### Stated task
Set down everything from the start of the records down to the line containing "- navigation-bar: [0, 2202, 1080, 2246]", both ends included, copying each line exactly.

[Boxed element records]

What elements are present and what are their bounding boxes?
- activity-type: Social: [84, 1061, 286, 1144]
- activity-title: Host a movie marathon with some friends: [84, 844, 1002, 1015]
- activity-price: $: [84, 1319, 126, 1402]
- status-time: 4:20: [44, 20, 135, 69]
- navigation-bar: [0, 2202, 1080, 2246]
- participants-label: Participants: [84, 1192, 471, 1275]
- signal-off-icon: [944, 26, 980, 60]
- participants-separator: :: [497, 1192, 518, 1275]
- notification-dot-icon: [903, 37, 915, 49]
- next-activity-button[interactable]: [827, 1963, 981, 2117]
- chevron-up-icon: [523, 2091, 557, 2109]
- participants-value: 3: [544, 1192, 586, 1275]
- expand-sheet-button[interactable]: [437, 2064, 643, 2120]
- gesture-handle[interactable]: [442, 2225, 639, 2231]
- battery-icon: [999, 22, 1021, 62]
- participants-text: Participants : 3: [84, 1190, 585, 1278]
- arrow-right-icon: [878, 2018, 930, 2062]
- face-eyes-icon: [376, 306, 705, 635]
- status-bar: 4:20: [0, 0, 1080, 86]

### Solution for this exercise
What elements are present and what are their bounding boxes?
- activity-type: Social: [84, 1061, 286, 1144]
- activity-title: Host a movie marathon with some friends: [84, 844, 1002, 1015]
- activity-price: $: [84, 1319, 126, 1402]
- status-time: 4:20: [44, 20, 135, 69]
- navigation-bar: [0, 2202, 1080, 2246]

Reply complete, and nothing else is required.